## The request
Copy out the listing in full, exactly as written, but not its pictures.

________________

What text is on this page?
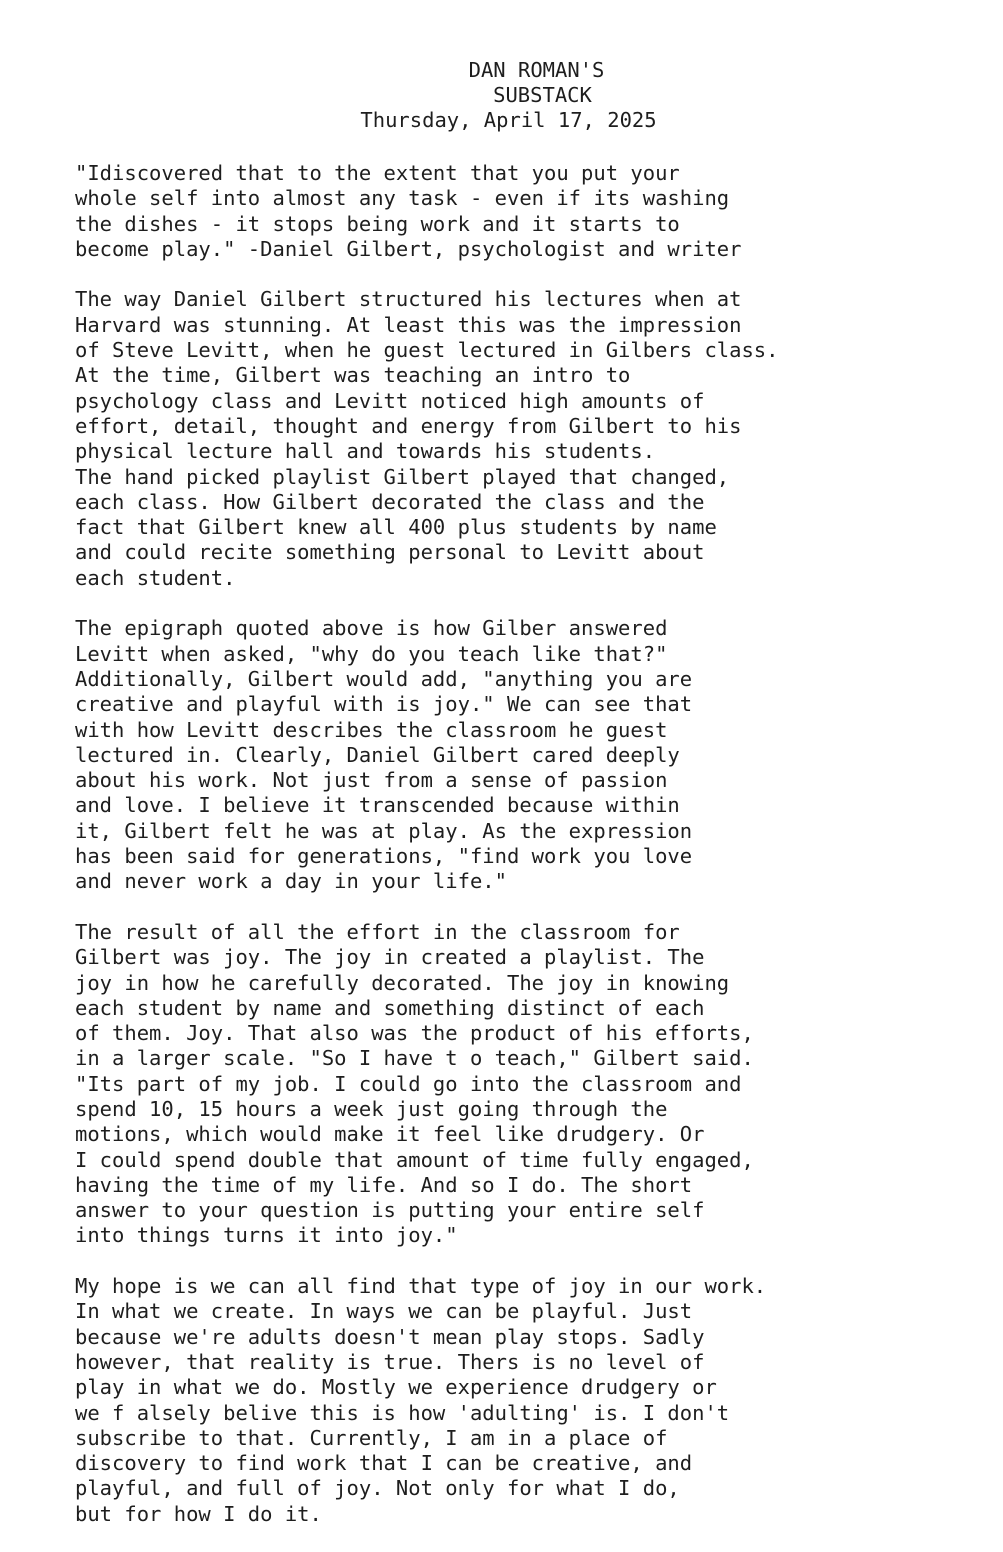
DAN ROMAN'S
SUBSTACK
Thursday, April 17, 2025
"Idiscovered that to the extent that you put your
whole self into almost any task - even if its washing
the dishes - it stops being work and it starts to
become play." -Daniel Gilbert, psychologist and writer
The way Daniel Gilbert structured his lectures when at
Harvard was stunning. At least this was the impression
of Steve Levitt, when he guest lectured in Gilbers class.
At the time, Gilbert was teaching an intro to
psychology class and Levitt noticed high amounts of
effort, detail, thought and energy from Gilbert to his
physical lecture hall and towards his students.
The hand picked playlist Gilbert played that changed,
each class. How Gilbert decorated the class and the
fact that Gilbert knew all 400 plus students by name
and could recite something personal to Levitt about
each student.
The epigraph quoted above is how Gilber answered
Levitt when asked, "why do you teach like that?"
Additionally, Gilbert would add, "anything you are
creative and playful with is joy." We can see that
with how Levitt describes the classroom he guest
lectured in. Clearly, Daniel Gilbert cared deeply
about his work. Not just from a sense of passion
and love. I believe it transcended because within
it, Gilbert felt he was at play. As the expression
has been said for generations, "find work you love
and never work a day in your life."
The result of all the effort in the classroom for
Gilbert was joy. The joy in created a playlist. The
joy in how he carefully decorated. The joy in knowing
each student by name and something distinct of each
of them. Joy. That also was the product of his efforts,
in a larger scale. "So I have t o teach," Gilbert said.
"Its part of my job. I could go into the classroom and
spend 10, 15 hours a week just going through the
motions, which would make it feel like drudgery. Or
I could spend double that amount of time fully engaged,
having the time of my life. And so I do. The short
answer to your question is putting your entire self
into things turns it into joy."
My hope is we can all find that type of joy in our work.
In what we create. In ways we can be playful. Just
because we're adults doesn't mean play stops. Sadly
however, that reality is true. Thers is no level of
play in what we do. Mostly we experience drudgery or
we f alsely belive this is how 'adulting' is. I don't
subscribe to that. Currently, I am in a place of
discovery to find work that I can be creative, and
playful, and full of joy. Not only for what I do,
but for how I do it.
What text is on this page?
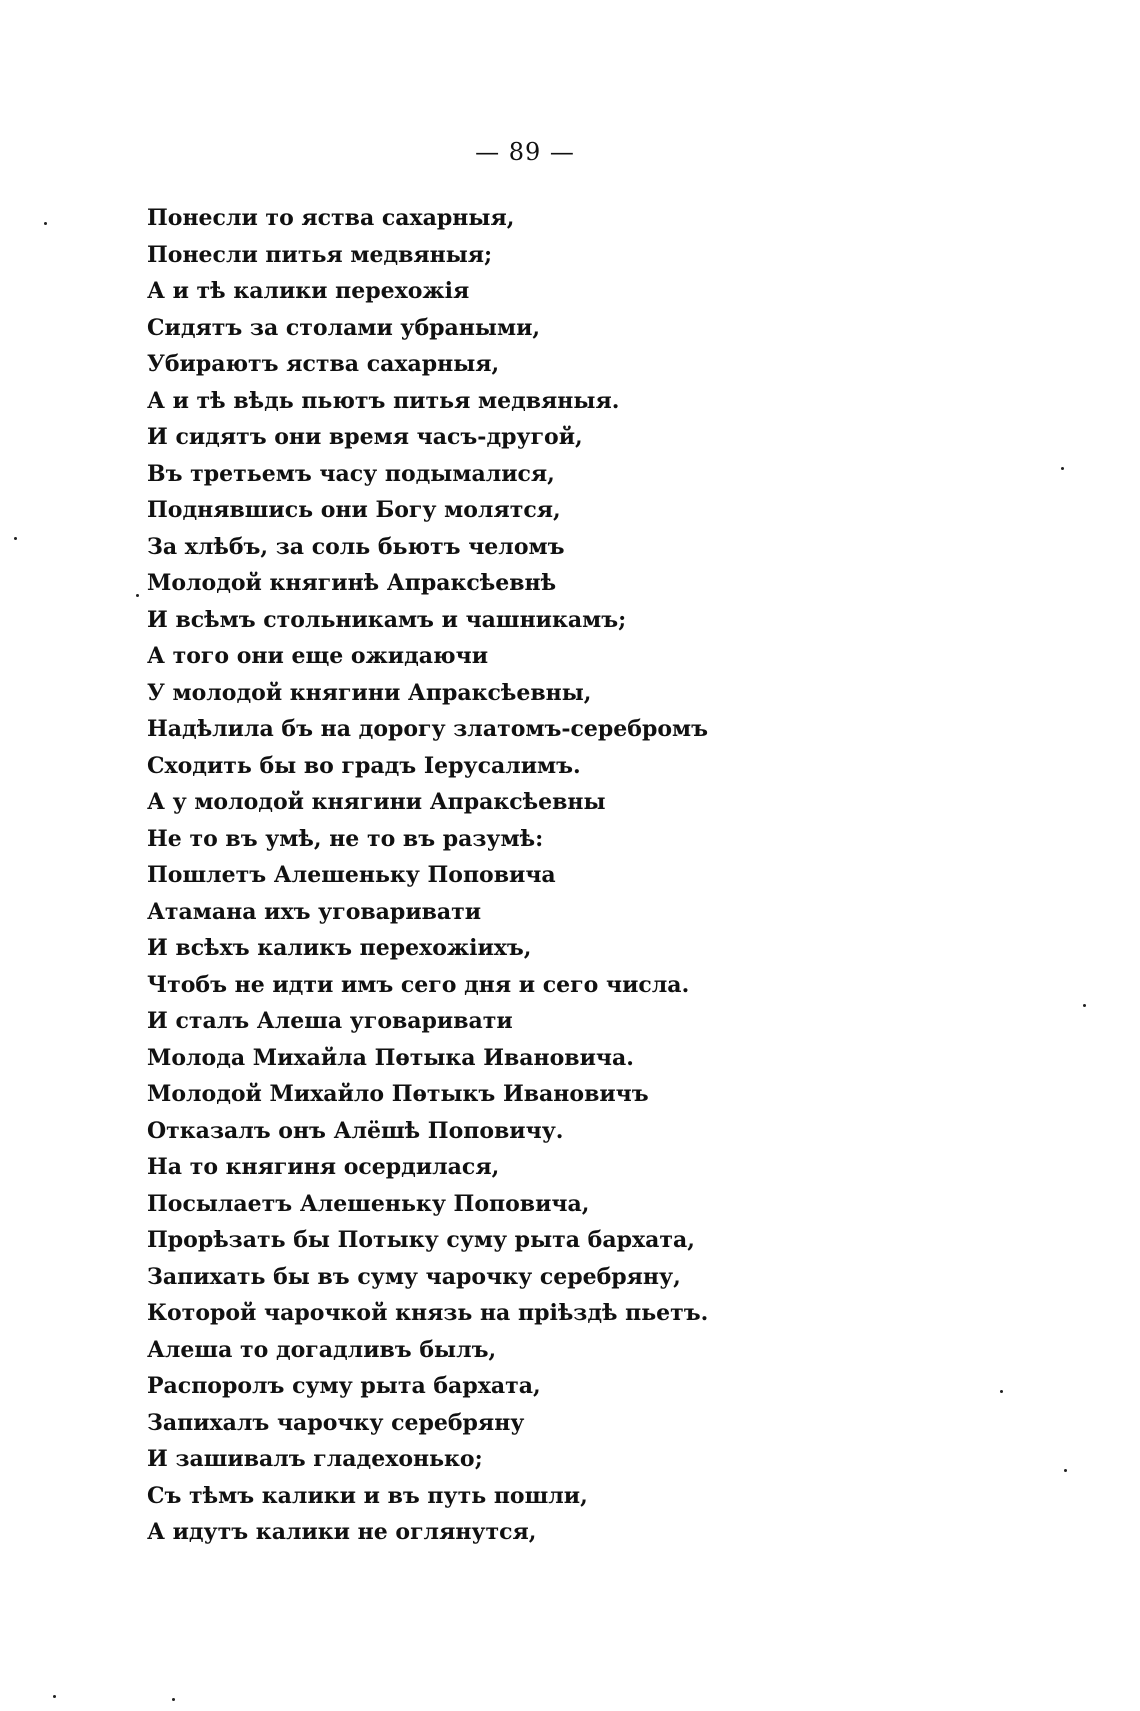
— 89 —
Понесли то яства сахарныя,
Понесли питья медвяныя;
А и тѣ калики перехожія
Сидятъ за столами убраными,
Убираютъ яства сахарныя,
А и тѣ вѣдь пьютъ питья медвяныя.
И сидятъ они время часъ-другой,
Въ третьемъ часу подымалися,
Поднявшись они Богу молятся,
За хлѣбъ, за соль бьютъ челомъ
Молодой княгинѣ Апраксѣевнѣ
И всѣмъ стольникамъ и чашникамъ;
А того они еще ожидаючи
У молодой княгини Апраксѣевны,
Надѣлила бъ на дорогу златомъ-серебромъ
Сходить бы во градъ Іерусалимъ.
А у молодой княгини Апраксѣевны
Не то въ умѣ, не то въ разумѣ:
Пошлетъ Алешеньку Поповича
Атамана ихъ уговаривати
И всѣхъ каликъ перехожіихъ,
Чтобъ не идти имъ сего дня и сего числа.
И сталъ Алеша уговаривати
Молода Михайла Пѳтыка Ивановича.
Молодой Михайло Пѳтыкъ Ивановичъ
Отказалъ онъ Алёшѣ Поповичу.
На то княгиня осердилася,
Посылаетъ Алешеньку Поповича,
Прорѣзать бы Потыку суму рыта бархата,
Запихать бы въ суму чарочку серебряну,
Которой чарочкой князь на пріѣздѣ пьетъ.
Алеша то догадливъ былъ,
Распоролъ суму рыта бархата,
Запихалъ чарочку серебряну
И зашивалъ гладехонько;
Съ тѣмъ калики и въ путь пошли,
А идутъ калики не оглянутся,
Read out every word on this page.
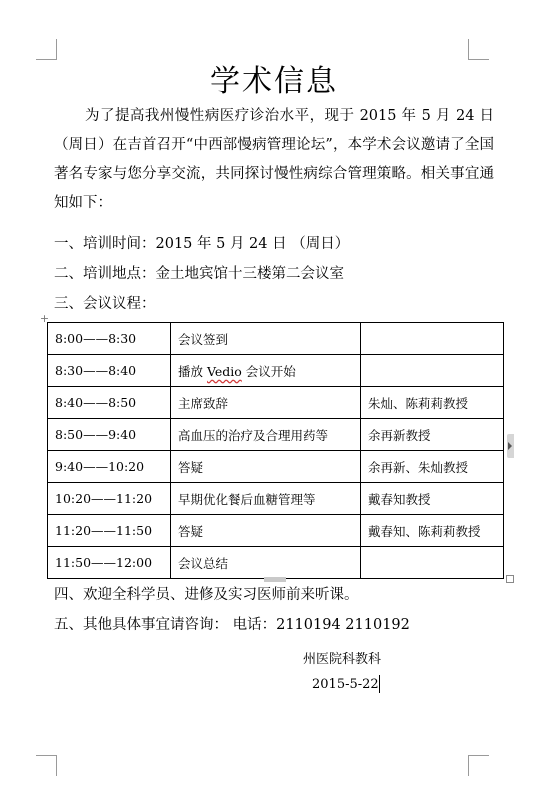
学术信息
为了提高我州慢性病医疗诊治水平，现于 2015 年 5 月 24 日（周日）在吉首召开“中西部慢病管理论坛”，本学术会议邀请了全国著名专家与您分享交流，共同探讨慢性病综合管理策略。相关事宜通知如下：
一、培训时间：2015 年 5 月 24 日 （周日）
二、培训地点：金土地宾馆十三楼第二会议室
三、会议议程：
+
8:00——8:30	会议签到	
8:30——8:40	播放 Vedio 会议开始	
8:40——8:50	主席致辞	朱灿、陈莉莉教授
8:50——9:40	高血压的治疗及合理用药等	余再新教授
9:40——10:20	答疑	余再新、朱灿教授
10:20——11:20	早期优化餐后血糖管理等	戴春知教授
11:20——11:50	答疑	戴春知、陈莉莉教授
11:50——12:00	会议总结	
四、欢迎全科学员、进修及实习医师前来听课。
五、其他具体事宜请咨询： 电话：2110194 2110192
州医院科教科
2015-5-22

________________

## Exercise response
What text is on this page?
DAN ROMAN'S
SUBSTACK
Thursday, April 17, 2025
"Idiscovered that to the extent that you put your
whole self into almost any task - even if its washing
the dishes - it stops being work and it starts to
become play." -Daniel Gilbert, psychologist and writer
The way Daniel Gilbert structured his lectures when at
Harvard was stunning. At least this was the impression
of Steve Levitt, when he guest lectured in Gilbers class.
At the time, Gilbert was teaching an intro to
psychology class and Levitt noticed high amounts of
effort, detail, thought and energy from Gilbert to his
physical lecture hall and towards his students.
The hand picked playlist Gilbert played that changed,
each class. How Gilbert decorated the class and the
fact that Gilbert knew all 400 plus students by name
and could recite something personal to Levitt about
each student.
The epigraph quoted above is how Gilber answered
Levitt when asked, "why do you teach like that?"
Additionally, Gilbert would add, "anything you are
creative and playful with is joy." We can see that
with how Levitt describes the classroom he guest
lectured in. Clearly, Daniel Gilbert cared deeply
about his work. Not just from a sense of passion
and love. I believe it transcended because within
it, Gilbert felt he was at play. As the expression
has been said for generations, "find work you love
and never work a day in your life."
The result of all the effort in the classroom for
Gilbert was joy. The joy in created a playlist. The
joy in how he carefully decorated. The joy in knowing
each student by name and something distinct of each
of them. Joy. That also was the product of his efforts,
in a larger scale. "So I have t o teach," Gilbert said.
"Its part of my job. I could go into the classroom and
spend 10, 15 hours a week just going through the
motions, which would make it feel like drudgery. Or
I could spend double that amount of time fully engaged,
having the time of my life. And so I do. The short
answer to your question is putting your entire self
into things turns it into joy."
My hope is we can all find that type of joy in our work.
In what we create. In ways we can be playful. Just
because we're adults doesn't mean play stops. Sadly
however, that reality is true. Thers is no level of
play in what we do. Mostly we experience drudgery or
we f alsely belive this is how 'adulting' is. I don't
subscribe to that. Currently, I am in a place of
discovery to find work that I can be creative, and
playful, and full of joy. Not only for what I do,
but for how I do it.
What text is on this page?
— 89 —
Понесли то яства сахарныя,
Понесли питья медвяныя;
А и тѣ калики перехожія
Сидятъ за столами убраными,
Убираютъ яства сахарныя,
А и тѣ вѣдь пьютъ питья медвяныя.
И сидятъ они время часъ-другой,
Въ третьемъ часу подымалися,
Поднявшись они Богу молятся,
За хлѣбъ, за соль бьютъ челомъ
Молодой княгинѣ Апраксѣевнѣ
И всѣмъ стольникамъ и чашникамъ;
А того они еще ожидаючи
У молодой княгини Апраксѣевны,
Надѣлила бъ на дорогу златомъ-серебромъ
Сходить бы во градъ Іерусалимъ.
А у молодой княгини Апраксѣевны
Не то въ умѣ, не то въ разумѣ:
Пошлетъ Алешеньку Поповича
Атамана ихъ уговаривати
И всѣхъ каликъ перехожіихъ,
Чтобъ не идти имъ сего дня и сего числа.
И сталъ Алеша уговаривати
Молода Михайла Пѳтыка Ивановича.
Молодой Михайло Пѳтыкъ Ивановичъ
Отказалъ онъ Алёшѣ Поповичу.
На то княгиня осердилася,
Посылаетъ Алешеньку Поповича,
Прорѣзать бы Потыку суму рыта бархата,
Запихать бы въ суму чарочку серебряну,
Которой чарочкой князь на пріѣздѣ пьетъ.
Алеша то догадливъ былъ,
Распоролъ суму рыта бархата,
Запихалъ чарочку серебряну
И зашивалъ гладехонько;
Съ тѣмъ калики и въ путь пошли,
А идутъ калики не оглянутся,
Read out every word on this page.
学术信息
为了提高我州慢性病医疗诊治水平，现于 2015 年 5 月 24 日（周日）在吉首召开“中西部慢病管理论坛”，本学术会议邀请了全国著名专家与您分享交流，共同探讨慢性病综合管理策略。相关事宜通知如下：
一、培训时间：2015 年 5 月 24 日 （周日）
二、培训地点：金土地宾馆十三楼第二会议室
三、会议议程：
+
8:00——8:30	会议签到	
8:30——8:40	播放 Vedio 会议开始	
8:40——8:50	主席致辞	朱灿、陈莉莉教授
8:50——9:40	高血压的治疗及合理用药等	余再新教授
9:40——10:20	答疑	余再新、朱灿教授
10:20——11:20	早期优化餐后血糖管理等	戴春知教授
11:20——11:50	答疑	戴春知、陈莉莉教授
11:50——12:00	会议总结	
四、欢迎全科学员、进修及实习医师前来听课。
五、其他具体事宜请咨询： 电话：2110194 2110192
州医院科教科
2015-5-22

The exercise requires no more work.